» **Your instructions**: Put the records below, from the line with "candle-body[interactable] bbox=[266, 171, 271, 177]" to the line with "candle-body[interactable] bbox=[112, 252, 117, 256]", into a numbered list. Include both of those lines, leave out blank lines, and list nothing else.

» **Material for this exercise**:
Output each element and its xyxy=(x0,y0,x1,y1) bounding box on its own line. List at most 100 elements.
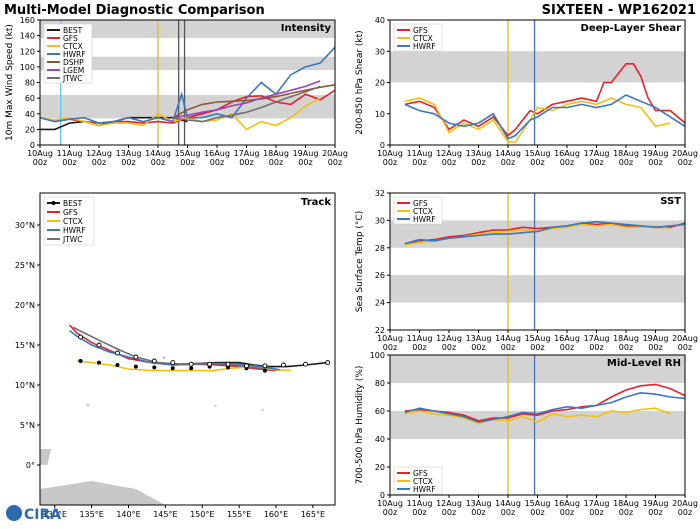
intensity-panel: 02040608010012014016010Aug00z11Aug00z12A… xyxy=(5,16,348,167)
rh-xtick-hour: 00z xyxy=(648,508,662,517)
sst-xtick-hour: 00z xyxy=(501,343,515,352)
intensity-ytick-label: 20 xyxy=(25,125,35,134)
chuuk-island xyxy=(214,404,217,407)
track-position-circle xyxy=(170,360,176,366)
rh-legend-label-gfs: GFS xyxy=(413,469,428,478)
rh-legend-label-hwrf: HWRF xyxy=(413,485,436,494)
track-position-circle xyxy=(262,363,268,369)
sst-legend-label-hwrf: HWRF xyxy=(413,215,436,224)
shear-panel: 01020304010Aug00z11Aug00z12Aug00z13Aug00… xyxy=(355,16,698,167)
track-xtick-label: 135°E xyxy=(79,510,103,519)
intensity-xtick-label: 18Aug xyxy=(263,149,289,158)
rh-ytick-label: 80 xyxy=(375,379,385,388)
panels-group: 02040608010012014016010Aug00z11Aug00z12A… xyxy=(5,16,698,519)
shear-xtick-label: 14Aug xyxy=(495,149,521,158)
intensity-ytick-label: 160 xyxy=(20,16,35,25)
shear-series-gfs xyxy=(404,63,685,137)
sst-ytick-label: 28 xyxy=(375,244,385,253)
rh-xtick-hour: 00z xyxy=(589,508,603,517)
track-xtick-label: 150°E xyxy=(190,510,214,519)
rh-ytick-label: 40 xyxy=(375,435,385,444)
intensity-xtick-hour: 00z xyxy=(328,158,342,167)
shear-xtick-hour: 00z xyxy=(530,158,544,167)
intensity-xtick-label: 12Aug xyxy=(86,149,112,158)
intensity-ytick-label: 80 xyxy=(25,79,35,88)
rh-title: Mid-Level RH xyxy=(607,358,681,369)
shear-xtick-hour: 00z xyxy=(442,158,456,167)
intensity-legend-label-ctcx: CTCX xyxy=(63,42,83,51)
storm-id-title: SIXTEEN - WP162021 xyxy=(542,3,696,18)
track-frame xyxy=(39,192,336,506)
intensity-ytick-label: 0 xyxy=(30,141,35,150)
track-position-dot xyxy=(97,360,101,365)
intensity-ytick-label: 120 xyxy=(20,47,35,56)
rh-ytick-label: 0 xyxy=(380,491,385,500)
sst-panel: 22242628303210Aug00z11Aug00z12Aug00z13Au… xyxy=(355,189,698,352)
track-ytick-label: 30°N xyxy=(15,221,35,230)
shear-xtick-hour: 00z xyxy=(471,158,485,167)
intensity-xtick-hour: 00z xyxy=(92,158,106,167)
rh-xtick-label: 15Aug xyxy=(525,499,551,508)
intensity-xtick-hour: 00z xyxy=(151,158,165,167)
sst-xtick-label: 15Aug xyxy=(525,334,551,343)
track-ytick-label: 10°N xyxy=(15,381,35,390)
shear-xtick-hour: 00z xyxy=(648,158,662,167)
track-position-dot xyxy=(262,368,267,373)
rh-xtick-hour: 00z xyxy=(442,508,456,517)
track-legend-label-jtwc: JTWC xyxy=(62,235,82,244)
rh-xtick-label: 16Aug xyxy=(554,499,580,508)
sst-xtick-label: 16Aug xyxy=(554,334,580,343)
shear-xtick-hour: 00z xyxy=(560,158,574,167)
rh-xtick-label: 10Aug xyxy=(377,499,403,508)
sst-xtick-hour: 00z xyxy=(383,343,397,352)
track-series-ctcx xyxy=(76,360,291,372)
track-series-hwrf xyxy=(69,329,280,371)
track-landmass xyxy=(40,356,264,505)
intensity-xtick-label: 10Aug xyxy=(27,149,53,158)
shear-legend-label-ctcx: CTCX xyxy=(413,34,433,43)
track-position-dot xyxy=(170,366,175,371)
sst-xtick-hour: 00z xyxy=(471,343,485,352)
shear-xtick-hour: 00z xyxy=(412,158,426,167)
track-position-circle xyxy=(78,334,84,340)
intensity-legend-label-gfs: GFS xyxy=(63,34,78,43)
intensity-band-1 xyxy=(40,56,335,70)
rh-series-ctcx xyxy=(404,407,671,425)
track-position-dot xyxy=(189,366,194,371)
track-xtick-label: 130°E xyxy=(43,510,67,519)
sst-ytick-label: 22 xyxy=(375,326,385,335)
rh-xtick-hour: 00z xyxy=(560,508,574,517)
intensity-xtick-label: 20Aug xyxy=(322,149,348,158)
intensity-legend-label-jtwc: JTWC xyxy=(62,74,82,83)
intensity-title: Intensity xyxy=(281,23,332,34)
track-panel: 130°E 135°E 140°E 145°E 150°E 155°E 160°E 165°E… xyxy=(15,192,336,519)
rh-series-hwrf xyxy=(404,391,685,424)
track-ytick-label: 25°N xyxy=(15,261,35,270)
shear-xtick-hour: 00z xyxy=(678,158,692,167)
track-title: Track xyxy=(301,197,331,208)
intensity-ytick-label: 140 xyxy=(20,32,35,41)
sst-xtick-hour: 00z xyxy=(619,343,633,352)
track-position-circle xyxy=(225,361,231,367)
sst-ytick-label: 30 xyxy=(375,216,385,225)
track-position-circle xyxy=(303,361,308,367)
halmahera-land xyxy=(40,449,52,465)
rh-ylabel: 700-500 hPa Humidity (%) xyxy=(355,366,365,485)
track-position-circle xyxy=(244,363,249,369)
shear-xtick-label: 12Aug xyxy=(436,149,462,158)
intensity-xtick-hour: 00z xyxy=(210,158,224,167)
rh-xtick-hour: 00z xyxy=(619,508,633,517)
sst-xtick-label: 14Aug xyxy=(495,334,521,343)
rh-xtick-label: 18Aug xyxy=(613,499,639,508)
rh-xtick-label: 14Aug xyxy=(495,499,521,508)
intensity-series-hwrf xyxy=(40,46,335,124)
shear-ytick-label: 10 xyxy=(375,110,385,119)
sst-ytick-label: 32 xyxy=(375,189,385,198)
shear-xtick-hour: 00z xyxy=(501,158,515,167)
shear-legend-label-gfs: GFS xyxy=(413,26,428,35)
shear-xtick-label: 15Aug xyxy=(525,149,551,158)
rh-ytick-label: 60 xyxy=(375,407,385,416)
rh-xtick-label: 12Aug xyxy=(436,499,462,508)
---
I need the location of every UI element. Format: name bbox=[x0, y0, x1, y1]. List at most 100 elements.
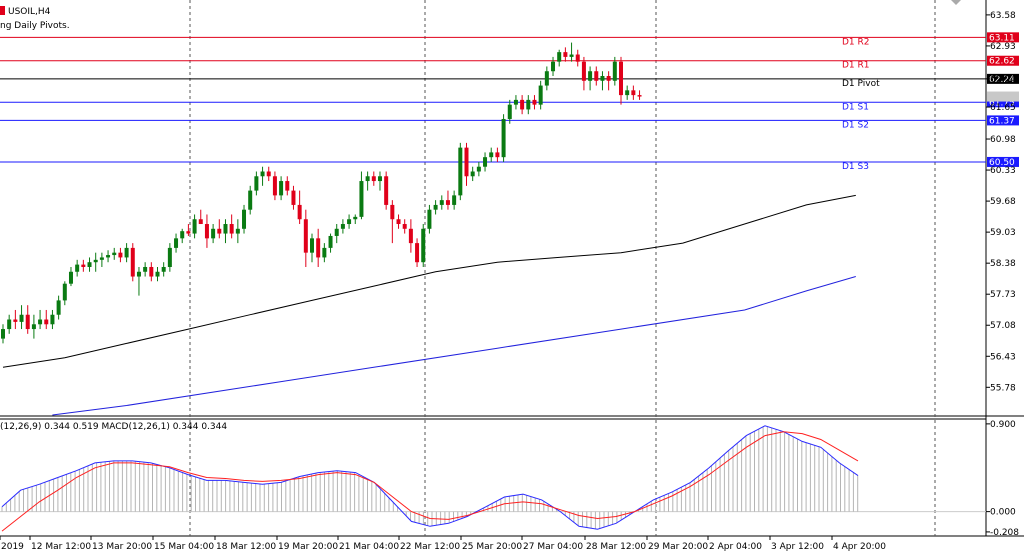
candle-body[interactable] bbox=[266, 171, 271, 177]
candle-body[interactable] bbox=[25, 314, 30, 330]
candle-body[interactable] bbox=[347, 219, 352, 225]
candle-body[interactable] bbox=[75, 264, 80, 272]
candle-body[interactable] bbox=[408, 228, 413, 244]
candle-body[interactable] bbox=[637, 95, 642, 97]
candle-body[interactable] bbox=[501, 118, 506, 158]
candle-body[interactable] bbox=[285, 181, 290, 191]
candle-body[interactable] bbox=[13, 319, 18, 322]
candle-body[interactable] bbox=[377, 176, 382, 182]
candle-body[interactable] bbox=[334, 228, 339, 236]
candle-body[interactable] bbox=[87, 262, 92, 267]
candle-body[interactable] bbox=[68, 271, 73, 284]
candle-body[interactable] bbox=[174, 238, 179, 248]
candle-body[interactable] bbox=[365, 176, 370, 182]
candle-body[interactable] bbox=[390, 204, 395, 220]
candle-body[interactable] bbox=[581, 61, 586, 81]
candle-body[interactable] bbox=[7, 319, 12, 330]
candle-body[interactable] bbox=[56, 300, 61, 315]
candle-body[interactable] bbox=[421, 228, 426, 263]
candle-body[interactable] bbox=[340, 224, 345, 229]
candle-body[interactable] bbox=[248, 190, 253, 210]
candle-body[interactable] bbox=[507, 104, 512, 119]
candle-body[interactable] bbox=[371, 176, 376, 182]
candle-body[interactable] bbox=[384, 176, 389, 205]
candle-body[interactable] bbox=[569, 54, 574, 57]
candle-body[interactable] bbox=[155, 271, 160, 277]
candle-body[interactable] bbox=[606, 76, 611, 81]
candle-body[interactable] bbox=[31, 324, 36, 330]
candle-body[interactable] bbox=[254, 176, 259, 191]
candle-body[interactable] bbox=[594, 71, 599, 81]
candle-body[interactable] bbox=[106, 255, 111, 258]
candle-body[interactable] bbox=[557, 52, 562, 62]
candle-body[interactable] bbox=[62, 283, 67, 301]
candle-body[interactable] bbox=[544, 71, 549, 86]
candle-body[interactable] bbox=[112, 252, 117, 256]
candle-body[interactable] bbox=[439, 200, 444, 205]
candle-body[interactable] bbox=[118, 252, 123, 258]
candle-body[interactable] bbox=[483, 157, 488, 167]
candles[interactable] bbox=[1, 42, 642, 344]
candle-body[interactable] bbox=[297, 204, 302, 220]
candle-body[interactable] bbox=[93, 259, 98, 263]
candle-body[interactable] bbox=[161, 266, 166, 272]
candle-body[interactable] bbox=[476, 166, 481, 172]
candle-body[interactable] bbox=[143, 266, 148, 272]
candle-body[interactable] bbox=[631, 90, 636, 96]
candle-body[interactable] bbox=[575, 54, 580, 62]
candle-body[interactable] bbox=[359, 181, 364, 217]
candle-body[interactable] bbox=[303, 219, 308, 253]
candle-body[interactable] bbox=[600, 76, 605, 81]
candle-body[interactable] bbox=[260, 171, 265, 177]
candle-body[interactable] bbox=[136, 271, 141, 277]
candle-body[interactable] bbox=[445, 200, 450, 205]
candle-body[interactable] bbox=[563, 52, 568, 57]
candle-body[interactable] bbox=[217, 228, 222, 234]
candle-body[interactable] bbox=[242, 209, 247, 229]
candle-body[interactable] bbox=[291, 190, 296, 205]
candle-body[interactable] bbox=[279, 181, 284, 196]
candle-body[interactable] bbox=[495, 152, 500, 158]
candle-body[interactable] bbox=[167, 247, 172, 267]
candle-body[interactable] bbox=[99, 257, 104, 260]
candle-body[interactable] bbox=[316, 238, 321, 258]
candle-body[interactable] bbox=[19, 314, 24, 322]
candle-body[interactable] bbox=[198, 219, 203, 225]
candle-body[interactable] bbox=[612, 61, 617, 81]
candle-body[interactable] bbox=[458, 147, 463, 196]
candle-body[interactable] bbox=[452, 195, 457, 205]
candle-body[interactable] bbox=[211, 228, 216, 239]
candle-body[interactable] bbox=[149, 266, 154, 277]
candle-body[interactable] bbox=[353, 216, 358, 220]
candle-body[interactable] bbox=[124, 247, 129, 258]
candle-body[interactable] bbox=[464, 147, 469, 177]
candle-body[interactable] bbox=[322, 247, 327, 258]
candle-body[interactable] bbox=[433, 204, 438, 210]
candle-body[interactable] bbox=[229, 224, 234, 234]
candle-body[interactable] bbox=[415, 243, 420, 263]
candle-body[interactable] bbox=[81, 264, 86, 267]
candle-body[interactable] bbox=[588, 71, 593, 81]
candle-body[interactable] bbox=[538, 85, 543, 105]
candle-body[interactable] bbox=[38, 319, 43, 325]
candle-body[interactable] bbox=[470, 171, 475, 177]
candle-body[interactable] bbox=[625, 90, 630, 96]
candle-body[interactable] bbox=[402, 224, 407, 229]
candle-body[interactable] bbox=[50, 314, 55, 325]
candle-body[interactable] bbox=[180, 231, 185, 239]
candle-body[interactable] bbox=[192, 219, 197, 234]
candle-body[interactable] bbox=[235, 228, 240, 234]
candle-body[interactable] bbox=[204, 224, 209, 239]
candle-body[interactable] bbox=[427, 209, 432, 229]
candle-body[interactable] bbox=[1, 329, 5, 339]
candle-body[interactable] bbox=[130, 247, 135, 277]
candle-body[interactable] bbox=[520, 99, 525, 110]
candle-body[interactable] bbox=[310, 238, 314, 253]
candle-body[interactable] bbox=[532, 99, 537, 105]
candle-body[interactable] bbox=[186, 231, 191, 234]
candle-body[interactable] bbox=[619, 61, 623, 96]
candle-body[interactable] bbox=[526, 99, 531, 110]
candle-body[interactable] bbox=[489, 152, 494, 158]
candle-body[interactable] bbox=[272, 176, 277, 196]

» **Response below**:
1. candle-body[interactable] bbox=[266, 171, 271, 177]
2. candle-body[interactable] bbox=[25, 314, 30, 330]
3. candle-body[interactable] bbox=[347, 219, 352, 225]
4. candle-body[interactable] bbox=[75, 264, 80, 272]
5. candle-body[interactable] bbox=[408, 228, 413, 244]
6. candle-body[interactable] bbox=[637, 95, 642, 97]
7. candle-body[interactable] bbox=[501, 118, 506, 158]
8. candle-body[interactable] bbox=[285, 181, 290, 191]
9. candle-body[interactable] bbox=[13, 319, 18, 322]
10. candle-body[interactable] bbox=[377, 176, 382, 182]
11. candle-body[interactable] bbox=[334, 228, 339, 236]
12. candle-body[interactable] bbox=[87, 262, 92, 267]
13. candle-body[interactable] bbox=[68, 271, 73, 284]
14. candle-body[interactable] bbox=[174, 238, 179, 248]
15. candle-body[interactable] bbox=[365, 176, 370, 182]
16. candle-body[interactable] bbox=[390, 204, 395, 220]
17. candle-body[interactable] bbox=[581, 61, 586, 81]
18. candle-body[interactable] bbox=[7, 319, 12, 330]
19. candle-body[interactable] bbox=[56, 300, 61, 315]
20. candle-body[interactable] bbox=[421, 228, 426, 263]
21. candle-body[interactable] bbox=[340, 224, 345, 229]
22. candle-body[interactable] bbox=[248, 190, 253, 210]
23. candle-body[interactable] bbox=[507, 104, 512, 119]
24. candle-body[interactable] bbox=[371, 176, 376, 182]
25. candle-body[interactable] bbox=[384, 176, 389, 205]
26. candle-body[interactable] bbox=[569, 54, 574, 57]
27. candle-body[interactable] bbox=[155, 271, 160, 277]
28. candle-body[interactable] bbox=[606, 76, 611, 81]
29. candle-body[interactable] bbox=[31, 324, 36, 330]
30. candle-body[interactable] bbox=[254, 176, 259, 191]
31. candle-body[interactable] bbox=[594, 71, 599, 81]
32. candle-body[interactable] bbox=[106, 255, 111, 258]
33. candle-body[interactable] bbox=[557, 52, 562, 62]
34. candle-body[interactable] bbox=[62, 283, 67, 301]
35. candle-body[interactable] bbox=[544, 71, 549, 86]
36. candle-body[interactable] bbox=[112, 252, 117, 256]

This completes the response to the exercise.